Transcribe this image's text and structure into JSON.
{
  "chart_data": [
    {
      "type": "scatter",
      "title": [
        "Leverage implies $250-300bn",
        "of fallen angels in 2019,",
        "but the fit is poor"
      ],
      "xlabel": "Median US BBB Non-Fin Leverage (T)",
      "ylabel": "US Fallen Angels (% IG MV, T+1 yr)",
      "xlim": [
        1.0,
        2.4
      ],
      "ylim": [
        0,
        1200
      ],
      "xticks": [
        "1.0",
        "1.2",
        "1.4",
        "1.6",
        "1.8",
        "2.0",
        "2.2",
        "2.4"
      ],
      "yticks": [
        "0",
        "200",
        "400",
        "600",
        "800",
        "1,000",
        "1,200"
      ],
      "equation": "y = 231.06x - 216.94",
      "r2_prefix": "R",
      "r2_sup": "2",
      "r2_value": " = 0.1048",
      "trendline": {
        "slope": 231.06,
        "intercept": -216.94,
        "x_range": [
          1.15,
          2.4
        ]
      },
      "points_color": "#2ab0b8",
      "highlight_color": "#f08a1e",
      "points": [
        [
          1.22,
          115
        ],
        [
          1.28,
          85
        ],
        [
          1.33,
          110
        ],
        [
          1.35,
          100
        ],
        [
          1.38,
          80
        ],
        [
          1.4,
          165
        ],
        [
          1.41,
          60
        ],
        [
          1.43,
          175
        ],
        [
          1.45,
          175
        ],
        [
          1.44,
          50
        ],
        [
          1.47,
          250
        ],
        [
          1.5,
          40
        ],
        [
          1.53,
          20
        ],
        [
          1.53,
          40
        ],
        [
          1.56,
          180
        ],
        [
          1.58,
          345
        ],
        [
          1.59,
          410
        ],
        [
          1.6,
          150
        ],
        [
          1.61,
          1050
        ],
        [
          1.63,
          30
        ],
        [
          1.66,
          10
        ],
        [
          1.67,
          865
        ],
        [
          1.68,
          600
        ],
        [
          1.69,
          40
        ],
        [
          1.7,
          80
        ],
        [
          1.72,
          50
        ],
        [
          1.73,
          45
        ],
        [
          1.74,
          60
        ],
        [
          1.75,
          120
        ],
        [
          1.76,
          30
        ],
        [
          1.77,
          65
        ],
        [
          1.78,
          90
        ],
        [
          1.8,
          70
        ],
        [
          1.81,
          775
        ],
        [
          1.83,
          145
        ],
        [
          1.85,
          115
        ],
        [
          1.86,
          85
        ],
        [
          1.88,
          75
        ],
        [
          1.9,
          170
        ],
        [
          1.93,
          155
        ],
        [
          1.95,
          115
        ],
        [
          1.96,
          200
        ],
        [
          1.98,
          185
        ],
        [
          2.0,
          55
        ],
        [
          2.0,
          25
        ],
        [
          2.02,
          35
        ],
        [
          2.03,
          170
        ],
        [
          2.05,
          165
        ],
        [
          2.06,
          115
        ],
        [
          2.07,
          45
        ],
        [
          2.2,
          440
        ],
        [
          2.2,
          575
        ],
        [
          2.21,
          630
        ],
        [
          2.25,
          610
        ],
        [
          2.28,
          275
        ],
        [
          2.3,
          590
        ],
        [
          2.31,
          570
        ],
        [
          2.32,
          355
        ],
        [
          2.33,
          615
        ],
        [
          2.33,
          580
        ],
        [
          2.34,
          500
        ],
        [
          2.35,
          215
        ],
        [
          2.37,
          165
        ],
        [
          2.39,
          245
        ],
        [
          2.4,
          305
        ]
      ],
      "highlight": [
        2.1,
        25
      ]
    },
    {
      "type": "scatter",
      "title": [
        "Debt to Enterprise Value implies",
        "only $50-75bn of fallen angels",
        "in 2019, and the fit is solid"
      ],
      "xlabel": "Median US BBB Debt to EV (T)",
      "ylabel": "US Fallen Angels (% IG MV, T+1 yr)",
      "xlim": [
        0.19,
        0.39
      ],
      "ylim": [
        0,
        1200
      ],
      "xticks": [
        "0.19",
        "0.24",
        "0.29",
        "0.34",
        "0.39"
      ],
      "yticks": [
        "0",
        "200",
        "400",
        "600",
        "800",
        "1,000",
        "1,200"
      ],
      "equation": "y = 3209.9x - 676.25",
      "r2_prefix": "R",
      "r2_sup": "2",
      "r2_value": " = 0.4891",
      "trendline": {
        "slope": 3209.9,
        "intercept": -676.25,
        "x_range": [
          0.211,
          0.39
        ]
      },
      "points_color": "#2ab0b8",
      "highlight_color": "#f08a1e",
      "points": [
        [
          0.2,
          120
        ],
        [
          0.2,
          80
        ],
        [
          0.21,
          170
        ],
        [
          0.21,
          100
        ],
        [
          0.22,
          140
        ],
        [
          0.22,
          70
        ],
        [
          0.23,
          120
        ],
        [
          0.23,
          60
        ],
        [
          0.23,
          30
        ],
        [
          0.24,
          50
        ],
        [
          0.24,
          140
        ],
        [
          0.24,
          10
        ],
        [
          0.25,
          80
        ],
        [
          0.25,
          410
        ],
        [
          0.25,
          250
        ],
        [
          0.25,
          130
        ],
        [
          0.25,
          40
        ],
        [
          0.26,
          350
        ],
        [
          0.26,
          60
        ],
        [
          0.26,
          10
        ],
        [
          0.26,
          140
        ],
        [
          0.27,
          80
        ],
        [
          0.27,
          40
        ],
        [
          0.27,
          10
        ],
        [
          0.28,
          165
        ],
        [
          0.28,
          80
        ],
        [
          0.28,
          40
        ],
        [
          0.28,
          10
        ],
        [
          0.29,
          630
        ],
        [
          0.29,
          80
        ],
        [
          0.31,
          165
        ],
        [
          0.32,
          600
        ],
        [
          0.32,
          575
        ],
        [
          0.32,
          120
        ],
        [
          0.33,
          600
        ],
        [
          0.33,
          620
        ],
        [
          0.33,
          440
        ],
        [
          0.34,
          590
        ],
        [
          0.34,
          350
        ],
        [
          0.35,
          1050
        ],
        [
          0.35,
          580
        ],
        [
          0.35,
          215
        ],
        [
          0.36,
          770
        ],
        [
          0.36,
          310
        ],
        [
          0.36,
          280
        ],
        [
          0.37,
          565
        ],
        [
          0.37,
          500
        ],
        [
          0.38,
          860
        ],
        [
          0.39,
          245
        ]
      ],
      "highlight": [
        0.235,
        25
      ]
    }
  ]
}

▶ Directions
Your answer should be a single number: the count of lines in the entries that contain the word "Debt".

▶ Full answer
2